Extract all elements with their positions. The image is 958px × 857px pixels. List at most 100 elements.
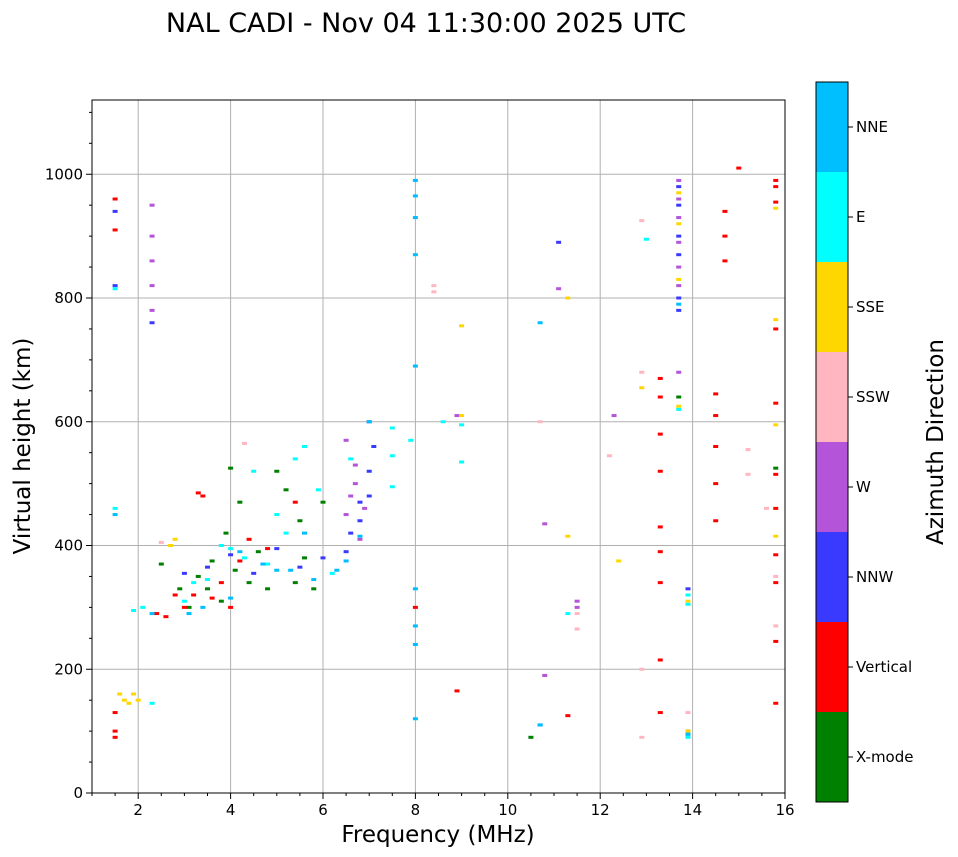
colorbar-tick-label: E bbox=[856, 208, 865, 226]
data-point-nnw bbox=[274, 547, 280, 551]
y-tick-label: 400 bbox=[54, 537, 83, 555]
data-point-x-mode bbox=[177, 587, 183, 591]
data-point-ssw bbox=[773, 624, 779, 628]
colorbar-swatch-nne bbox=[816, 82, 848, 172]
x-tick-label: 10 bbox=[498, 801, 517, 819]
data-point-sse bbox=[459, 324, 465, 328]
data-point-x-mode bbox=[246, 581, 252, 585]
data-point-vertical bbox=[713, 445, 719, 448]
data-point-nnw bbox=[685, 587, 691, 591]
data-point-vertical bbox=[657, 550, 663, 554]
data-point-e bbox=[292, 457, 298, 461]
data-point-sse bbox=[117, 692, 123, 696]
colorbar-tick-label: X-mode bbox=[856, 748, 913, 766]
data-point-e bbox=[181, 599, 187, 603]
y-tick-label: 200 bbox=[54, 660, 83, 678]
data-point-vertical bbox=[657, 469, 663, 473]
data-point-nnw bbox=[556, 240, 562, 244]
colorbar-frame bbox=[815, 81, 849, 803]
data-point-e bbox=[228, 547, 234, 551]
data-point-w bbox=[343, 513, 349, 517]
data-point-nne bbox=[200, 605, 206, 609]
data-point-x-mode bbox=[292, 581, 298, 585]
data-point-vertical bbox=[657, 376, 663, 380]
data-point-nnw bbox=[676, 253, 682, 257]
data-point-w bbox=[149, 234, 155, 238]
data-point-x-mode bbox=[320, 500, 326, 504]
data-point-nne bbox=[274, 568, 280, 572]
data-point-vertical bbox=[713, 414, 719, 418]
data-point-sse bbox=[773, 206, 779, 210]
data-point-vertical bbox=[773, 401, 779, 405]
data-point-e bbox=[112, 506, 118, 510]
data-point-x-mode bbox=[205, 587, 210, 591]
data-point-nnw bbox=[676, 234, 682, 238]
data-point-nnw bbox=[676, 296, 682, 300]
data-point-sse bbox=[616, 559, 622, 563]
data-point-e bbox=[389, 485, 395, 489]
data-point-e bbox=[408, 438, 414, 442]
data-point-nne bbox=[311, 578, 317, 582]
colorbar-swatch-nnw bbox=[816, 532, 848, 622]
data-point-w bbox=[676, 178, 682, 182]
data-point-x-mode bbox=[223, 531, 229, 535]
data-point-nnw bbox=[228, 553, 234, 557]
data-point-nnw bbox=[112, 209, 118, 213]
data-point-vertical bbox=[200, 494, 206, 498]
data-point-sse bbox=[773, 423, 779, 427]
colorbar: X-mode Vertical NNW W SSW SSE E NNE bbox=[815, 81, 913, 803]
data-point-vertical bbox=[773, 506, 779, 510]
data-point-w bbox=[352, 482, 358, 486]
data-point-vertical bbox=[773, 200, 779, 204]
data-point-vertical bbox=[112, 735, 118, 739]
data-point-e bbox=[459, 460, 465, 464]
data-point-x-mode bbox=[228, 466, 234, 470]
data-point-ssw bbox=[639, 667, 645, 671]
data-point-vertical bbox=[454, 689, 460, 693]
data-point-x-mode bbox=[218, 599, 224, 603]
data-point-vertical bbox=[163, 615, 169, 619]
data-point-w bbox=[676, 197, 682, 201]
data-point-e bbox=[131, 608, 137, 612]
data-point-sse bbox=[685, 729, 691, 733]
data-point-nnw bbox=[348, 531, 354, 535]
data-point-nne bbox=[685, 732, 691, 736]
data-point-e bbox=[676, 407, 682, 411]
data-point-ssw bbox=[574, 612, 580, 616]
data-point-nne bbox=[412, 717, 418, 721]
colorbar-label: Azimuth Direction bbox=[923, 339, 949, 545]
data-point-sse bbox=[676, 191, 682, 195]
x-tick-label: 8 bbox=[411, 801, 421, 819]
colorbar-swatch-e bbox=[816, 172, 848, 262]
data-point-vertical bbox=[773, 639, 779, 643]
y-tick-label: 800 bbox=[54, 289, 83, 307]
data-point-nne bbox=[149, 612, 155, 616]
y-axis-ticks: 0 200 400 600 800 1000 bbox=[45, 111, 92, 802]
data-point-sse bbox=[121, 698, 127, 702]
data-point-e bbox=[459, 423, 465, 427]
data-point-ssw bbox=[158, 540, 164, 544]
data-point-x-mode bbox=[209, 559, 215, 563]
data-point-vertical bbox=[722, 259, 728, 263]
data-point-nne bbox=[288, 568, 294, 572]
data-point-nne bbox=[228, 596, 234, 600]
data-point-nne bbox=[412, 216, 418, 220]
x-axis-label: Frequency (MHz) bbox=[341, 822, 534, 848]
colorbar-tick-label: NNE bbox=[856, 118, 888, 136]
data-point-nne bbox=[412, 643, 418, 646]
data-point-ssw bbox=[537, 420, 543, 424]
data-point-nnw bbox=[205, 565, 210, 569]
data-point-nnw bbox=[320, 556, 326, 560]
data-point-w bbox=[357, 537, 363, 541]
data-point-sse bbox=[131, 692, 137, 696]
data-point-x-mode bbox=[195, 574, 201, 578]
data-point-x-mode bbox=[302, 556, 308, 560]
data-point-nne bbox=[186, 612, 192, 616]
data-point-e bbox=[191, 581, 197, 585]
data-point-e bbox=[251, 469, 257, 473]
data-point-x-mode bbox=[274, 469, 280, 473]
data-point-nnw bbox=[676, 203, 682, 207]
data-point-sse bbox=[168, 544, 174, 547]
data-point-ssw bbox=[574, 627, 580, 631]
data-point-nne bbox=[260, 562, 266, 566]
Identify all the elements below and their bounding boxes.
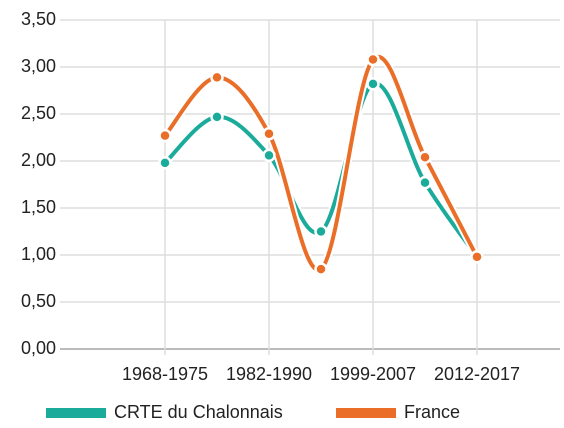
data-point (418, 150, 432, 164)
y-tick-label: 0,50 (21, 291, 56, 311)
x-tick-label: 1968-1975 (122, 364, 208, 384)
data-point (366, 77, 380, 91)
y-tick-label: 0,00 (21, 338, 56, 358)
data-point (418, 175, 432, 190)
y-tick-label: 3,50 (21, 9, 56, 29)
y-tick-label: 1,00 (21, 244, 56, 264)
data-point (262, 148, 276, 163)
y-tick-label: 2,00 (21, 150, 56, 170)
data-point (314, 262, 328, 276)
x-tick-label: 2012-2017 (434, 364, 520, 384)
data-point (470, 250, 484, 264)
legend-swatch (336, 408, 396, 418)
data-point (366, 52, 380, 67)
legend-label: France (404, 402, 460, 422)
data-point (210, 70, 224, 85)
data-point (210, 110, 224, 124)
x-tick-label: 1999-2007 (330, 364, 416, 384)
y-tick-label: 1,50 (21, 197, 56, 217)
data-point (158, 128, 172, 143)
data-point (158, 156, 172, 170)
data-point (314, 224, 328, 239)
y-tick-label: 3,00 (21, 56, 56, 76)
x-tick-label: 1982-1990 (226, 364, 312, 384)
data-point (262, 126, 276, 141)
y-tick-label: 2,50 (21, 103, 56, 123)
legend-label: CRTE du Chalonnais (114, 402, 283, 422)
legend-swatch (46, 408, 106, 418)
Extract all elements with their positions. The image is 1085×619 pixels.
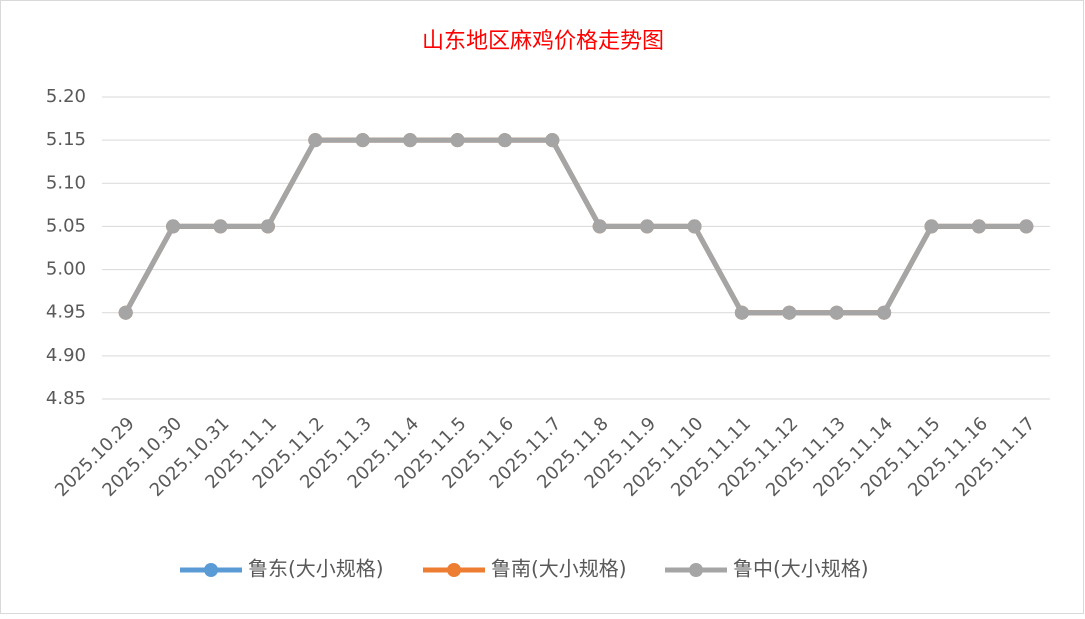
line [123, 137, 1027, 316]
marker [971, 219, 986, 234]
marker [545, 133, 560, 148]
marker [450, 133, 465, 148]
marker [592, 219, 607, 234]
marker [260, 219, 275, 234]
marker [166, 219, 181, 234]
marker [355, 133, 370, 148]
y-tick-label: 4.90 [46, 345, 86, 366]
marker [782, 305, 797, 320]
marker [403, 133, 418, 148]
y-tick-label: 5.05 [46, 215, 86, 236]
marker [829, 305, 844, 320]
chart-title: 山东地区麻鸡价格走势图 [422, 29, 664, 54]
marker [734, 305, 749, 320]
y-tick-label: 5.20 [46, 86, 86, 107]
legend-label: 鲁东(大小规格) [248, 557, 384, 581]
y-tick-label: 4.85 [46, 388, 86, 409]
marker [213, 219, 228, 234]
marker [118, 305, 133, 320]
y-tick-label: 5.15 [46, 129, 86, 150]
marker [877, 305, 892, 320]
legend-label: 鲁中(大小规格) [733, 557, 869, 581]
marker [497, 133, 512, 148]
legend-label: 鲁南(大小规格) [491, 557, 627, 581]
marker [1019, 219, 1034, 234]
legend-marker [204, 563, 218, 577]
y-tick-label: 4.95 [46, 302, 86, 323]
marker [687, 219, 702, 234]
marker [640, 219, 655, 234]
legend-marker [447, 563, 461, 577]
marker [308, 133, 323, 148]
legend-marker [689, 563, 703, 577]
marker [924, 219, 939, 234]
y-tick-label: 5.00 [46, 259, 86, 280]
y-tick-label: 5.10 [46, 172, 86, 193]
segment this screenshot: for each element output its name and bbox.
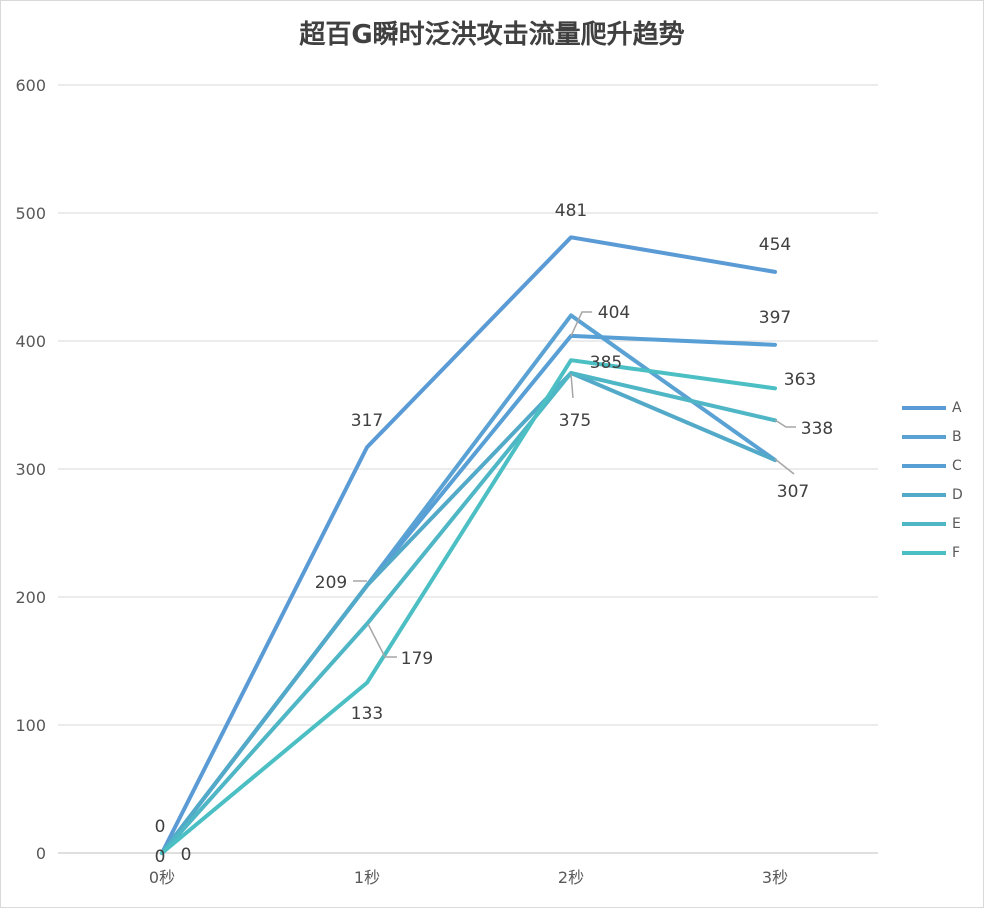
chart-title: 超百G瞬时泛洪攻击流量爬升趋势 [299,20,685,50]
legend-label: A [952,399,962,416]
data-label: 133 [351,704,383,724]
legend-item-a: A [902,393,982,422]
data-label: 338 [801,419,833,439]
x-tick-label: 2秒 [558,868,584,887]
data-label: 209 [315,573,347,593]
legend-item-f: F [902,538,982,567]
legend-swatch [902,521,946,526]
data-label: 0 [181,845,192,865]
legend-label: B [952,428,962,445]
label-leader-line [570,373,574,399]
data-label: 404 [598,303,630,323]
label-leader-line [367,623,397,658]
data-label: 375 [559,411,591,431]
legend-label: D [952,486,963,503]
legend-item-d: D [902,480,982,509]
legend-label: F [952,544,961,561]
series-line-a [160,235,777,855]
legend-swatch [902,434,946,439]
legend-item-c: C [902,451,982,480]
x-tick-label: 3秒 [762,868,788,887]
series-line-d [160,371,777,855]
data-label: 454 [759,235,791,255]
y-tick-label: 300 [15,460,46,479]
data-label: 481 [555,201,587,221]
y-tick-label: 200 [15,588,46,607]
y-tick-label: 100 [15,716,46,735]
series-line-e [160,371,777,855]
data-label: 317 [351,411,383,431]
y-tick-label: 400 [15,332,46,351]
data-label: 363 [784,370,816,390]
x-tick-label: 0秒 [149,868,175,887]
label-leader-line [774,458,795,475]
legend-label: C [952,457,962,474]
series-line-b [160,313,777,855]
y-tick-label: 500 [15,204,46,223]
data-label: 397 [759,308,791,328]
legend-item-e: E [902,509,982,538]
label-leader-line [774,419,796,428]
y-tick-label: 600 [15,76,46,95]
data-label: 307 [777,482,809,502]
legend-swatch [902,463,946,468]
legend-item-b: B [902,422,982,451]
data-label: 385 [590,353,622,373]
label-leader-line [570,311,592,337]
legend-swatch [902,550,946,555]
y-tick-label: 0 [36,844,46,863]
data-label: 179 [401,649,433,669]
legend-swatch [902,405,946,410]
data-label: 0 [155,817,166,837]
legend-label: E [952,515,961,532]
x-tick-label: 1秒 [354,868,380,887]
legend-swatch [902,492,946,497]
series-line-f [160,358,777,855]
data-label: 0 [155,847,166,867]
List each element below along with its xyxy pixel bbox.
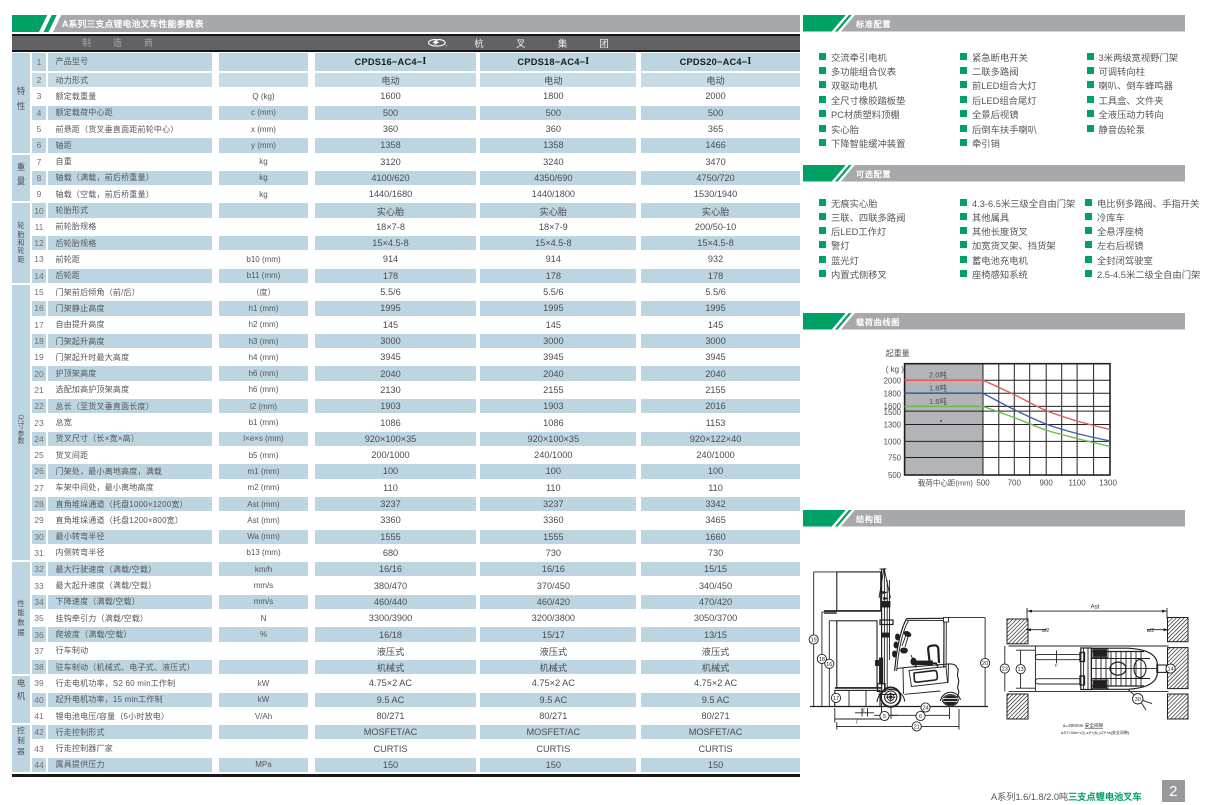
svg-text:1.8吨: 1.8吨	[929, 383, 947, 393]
• • •
▶ **Exercise requirements**: Render the lines above, from the one containing "line [123, 137, 1027, 316]" through the one containing "y-tick-label: 5.20 [46, 86, 86, 107]", as a Markdown table with the columns Row and Line. Omit any blank lines.

▶ **Answer to the exercise**:
| Row | Line |
|---|---|
| 1 | line [123, 137, 1027, 316] |
| 2 | marker [971, 219, 986, 234] |
| 3 | marker [545, 133, 560, 148] |
| 4 | marker [450, 133, 465, 148] |
| 5 | marker [592, 219, 607, 234] |
| 6 | marker [260, 219, 275, 234] |
| 7 | marker [166, 219, 181, 234] |
| 8 | marker [355, 133, 370, 148] |
| 9 | y-tick-label: 4.90 [46, 345, 86, 366] |
| 10 | marker [782, 305, 797, 320] |
| 11 | marker [403, 133, 418, 148] |
| 12 | y-tick-label: 5.05 [46, 215, 86, 236] |
| 13 | marker [829, 305, 844, 320] |
| 14 | chart-title: 山东地区麻鸡价格走势图 [422, 29, 664, 54] |
| 15 | marker [734, 305, 749, 320] |
| 16 | y-tick-label: 5.20 [46, 86, 86, 107] |